(Stored items)
========================================

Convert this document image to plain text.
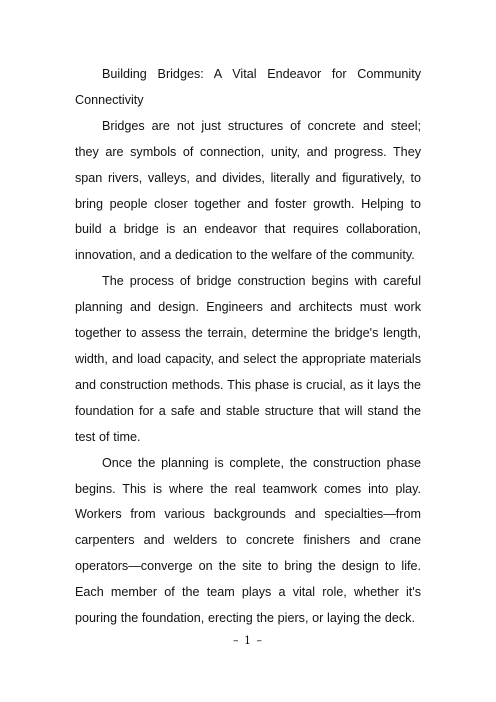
Building Bridges: A Vital Endeavor for Community Connectivity

Bridges are not just structures of concrete and steel; they are symbols of connection, unity, and progress. They span rivers, valleys, and divides, literally and figuratively, to bring people closer together and foster growth. Helping to build a bridge is an endeavor that requires collaboration, innovation, and a dedication to the welfare of the community.

The process of bridge construction begins with careful planning and design. Engineers and architects must work together to assess the terrain, determine the bridge's length, width, and load capacity, and select the appropriate materials and construction methods. This phase is crucial, as it lays the foundation for a safe and stable structure that will stand the test of time.

Once the planning is complete, the construction phase begins. This is where the real teamwork comes into play. Workers from various backgrounds and specialties—from carpenters and welders to concrete finishers and crane operators—converge on the site to bring the design to life. Each member of the team plays a vital role, whether it's pouring the foundation, erecting the piers, or laying the deck.

– 1 –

========================================

• _EXERCISE DETAILS_: Repeat the data exactly, without the pictures.

• _SOLUTION FOR THIS TASK_:
Convert this document image to plain text.
Building Bridges: A Vital Endeavor for Community Connectivity

Bridges are not just structures of concrete and steel; they are symbols of connection, unity, and progress. They span rivers, valleys, and divides, literally and figuratively, to bring people closer together and foster growth. Helping to build a bridge is an endeavor that requires collaboration, innovation, and a dedication to the welfare of the community.

The process of bridge construction begins with careful planning and design. Engineers and architects must work together to assess the terrain, determine the bridge's length, width, and load capacity, and select the appropriate materials and construction methods. This phase is crucial, as it lays the foundation for a safe and stable structure that will stand the test of time.

Once the planning is complete, the construction phase begins. This is where the real teamwork comes into play. Workers from various backgrounds and specialties—from carpenters and welders to concrete finishers and crane operators—converge on the site to bring the design to life. Each member of the team plays a vital role, whether it's pouring the foundation, erecting the piers, or laying the deck.

– 1 –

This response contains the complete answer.